» **REQUIRED TASK**
Take every line that has the string "Всего" and copy it out.
━━━━━━━━━━━━━━━━━━━━━━━━━━━━━━
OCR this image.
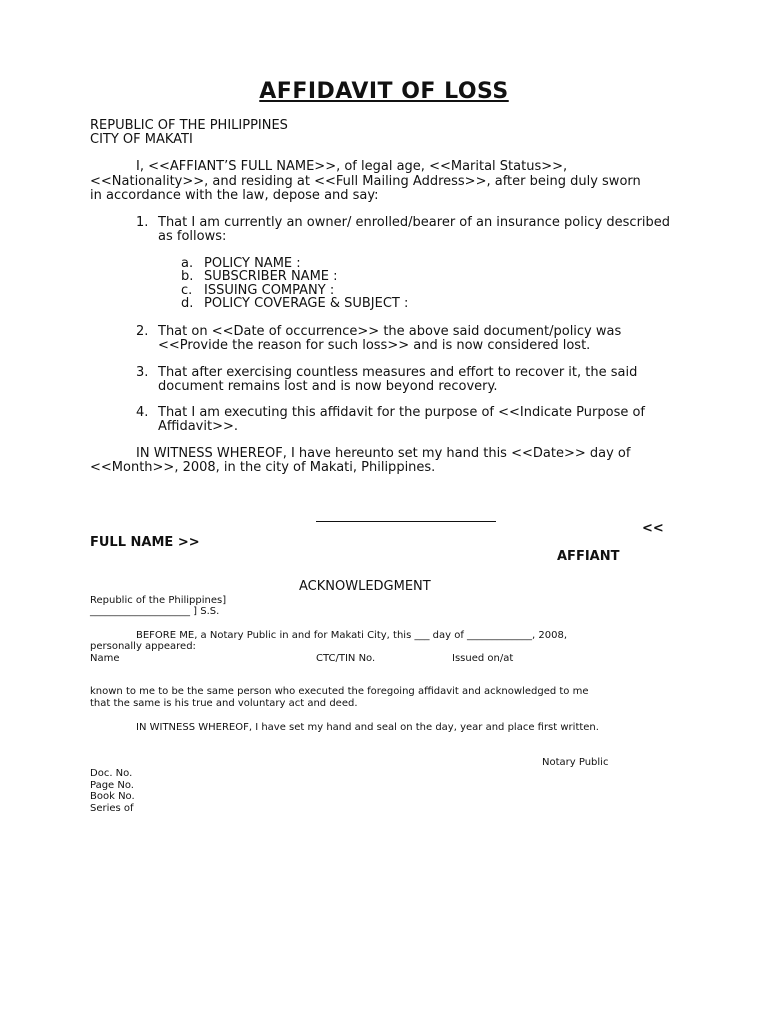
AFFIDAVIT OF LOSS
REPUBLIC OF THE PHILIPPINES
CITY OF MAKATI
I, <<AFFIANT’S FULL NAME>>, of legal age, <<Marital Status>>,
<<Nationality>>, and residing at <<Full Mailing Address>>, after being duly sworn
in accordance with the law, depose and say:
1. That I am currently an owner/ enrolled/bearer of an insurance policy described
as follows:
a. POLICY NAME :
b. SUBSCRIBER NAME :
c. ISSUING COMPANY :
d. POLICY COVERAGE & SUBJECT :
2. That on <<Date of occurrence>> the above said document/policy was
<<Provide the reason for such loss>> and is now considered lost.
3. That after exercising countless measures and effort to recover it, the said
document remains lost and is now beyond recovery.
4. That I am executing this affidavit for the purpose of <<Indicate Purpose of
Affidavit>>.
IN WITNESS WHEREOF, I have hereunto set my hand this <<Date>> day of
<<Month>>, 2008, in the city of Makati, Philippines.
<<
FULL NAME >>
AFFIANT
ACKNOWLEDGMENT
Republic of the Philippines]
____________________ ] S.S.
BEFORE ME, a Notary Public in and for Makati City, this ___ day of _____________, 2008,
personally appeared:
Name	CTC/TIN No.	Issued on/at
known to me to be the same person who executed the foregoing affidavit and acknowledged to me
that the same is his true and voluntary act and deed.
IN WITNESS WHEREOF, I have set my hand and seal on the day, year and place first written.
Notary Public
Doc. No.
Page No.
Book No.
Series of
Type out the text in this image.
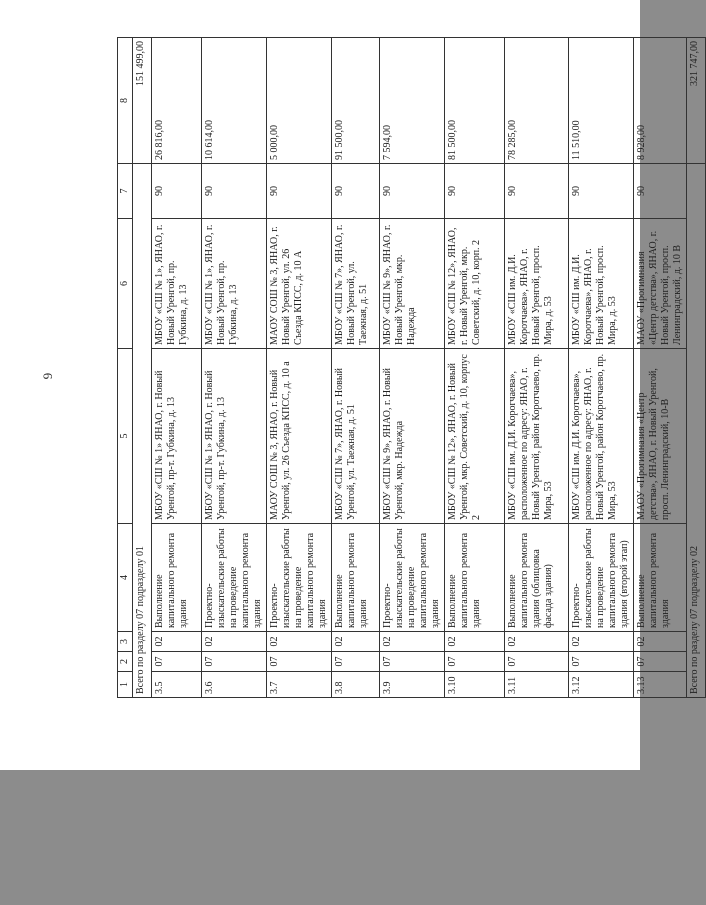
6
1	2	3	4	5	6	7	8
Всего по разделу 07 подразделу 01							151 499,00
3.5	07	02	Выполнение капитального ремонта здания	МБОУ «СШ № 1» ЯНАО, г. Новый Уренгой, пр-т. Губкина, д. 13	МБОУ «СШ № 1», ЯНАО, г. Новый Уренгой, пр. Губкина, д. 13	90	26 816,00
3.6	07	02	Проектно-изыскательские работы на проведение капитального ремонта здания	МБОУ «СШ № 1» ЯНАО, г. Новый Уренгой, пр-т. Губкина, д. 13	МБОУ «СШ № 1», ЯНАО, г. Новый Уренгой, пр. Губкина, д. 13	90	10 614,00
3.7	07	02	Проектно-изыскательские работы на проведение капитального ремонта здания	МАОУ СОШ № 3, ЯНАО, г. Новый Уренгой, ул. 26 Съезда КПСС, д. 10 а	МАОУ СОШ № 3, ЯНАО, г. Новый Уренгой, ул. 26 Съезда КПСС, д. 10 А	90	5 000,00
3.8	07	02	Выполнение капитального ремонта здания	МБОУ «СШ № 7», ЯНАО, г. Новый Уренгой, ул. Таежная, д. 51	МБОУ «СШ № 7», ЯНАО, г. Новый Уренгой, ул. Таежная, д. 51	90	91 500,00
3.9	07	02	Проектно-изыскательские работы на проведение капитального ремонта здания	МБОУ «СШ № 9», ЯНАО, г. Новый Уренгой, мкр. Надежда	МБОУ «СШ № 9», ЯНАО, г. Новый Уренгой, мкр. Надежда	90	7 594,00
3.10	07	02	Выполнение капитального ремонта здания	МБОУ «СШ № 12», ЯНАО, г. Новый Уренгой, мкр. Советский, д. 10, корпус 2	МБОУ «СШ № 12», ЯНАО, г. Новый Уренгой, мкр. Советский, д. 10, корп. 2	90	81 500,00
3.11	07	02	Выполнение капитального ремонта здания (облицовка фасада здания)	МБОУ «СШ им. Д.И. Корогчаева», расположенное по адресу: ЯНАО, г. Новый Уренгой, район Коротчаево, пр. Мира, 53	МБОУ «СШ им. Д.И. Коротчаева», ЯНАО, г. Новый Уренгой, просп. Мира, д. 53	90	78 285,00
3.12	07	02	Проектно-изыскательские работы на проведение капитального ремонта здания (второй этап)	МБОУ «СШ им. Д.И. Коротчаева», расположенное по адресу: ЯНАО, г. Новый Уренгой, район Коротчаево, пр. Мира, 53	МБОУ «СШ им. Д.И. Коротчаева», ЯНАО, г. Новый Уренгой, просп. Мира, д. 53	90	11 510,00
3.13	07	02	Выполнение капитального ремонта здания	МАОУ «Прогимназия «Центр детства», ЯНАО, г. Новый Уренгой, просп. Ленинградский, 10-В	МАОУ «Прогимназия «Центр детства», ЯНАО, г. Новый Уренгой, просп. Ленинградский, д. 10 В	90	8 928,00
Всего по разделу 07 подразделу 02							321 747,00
━━━━━━━━━━━━━━━━━━━━━━━━━━━━━━
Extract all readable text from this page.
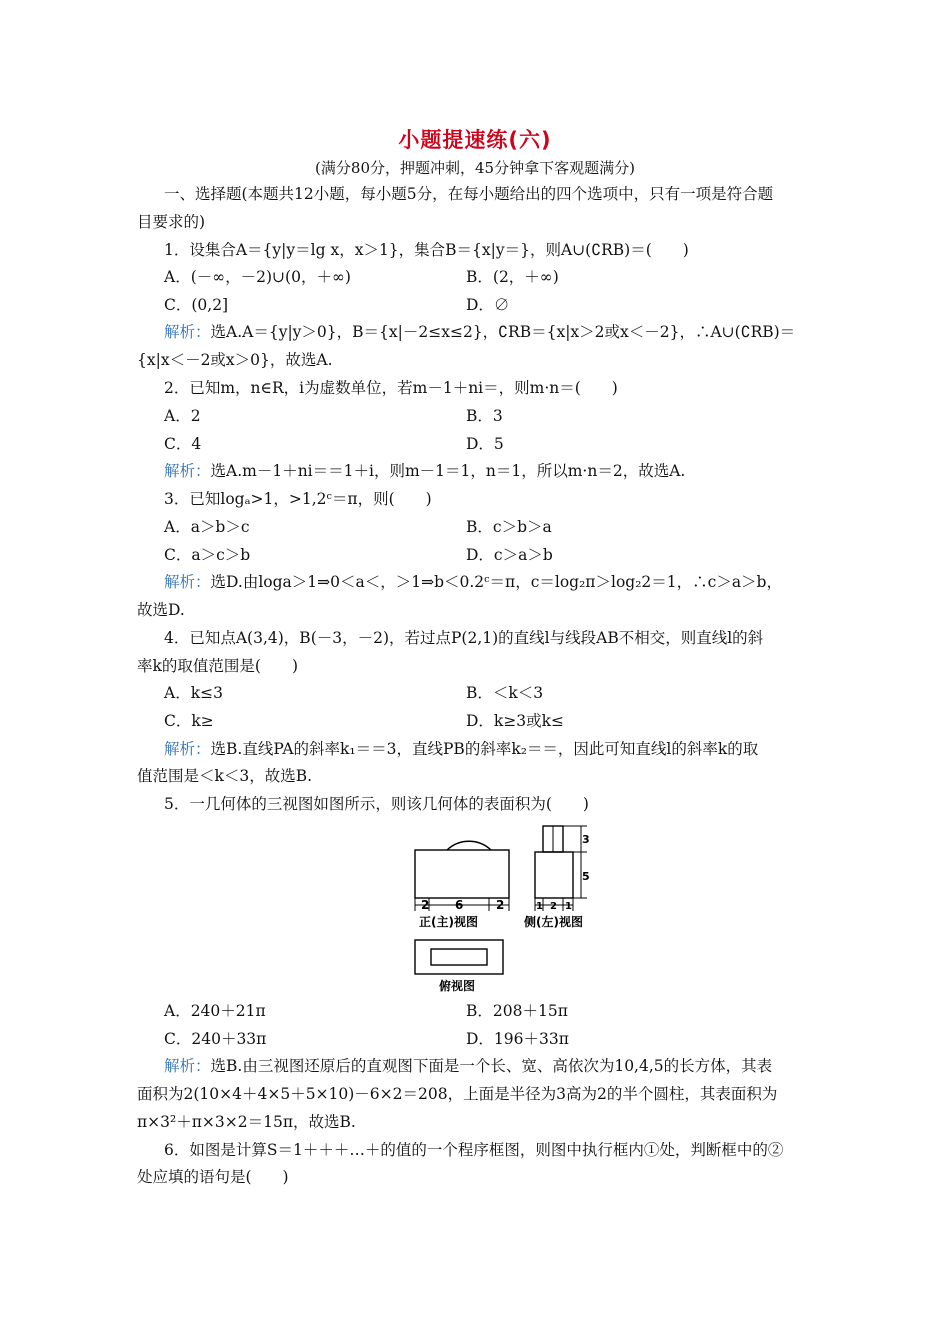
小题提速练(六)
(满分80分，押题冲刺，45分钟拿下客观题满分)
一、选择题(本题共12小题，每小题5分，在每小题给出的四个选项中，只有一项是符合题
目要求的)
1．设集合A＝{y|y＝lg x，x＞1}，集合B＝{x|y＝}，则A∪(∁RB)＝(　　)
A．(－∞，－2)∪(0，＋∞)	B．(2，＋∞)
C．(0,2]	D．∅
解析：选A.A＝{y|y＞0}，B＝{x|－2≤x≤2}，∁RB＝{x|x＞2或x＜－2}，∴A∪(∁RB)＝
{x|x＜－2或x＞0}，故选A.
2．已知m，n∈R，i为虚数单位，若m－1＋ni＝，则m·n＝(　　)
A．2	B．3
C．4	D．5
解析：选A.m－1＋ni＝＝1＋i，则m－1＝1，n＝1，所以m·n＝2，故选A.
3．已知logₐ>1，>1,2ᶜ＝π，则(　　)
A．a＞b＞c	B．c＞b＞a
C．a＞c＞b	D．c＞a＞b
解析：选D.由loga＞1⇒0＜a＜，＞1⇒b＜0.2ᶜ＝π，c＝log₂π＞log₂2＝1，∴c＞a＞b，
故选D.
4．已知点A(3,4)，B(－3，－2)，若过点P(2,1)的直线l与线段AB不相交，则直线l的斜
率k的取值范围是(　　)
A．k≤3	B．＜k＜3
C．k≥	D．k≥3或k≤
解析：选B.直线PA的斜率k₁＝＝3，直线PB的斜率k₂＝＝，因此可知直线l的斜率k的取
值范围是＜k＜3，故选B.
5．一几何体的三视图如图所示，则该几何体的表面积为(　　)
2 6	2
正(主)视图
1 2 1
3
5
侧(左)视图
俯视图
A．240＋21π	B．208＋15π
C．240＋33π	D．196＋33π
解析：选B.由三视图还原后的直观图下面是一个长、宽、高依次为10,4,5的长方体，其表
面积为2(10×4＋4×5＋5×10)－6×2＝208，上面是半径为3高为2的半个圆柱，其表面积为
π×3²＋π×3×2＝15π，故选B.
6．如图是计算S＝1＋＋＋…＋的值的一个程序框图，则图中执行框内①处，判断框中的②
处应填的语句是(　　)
━━━━━━━━━━━━━━━━━━━━━━━━━━━━━━
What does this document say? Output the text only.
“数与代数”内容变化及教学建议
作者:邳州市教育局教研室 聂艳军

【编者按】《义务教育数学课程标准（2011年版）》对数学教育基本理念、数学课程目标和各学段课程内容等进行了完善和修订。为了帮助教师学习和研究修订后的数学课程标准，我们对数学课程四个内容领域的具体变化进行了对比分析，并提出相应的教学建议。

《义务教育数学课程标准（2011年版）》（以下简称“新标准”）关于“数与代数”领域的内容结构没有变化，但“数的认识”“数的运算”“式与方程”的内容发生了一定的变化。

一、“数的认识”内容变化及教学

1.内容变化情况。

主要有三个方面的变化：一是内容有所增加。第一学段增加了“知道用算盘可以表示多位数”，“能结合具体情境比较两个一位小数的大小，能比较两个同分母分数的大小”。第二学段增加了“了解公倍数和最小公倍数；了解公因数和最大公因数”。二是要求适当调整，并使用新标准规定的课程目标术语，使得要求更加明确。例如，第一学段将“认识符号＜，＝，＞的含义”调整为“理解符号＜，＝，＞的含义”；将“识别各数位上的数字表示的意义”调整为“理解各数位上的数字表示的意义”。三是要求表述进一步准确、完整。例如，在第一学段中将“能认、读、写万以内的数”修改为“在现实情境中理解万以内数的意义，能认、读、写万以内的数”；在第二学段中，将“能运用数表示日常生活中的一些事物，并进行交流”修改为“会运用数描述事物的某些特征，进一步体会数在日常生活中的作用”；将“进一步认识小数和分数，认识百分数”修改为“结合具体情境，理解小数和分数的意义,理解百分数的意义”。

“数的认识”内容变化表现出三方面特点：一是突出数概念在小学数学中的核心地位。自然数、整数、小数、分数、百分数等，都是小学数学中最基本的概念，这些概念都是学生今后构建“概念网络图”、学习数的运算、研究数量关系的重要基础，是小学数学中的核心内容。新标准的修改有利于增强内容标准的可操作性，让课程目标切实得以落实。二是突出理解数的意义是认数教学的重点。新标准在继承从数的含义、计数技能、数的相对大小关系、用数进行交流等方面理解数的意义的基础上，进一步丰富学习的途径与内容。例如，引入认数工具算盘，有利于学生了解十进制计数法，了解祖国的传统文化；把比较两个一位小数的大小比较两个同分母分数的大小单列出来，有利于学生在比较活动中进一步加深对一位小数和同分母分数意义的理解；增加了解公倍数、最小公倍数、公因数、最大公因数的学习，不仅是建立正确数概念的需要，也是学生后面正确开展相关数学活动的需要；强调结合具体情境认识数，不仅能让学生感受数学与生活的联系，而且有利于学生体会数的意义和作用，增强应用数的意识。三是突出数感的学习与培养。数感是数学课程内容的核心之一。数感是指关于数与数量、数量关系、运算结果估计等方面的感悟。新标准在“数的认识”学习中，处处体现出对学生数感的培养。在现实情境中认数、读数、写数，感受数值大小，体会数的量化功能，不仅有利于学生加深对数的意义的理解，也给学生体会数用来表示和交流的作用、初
━━━━━━━━━━━━━━━━━━━━━━━━━━━━━━
» **RESULT FOR THIS EXERCISE**
Всего по разделу 07 подразделу 01							151 499,00
Всего по разделу 07 подразделу 02							321 747,00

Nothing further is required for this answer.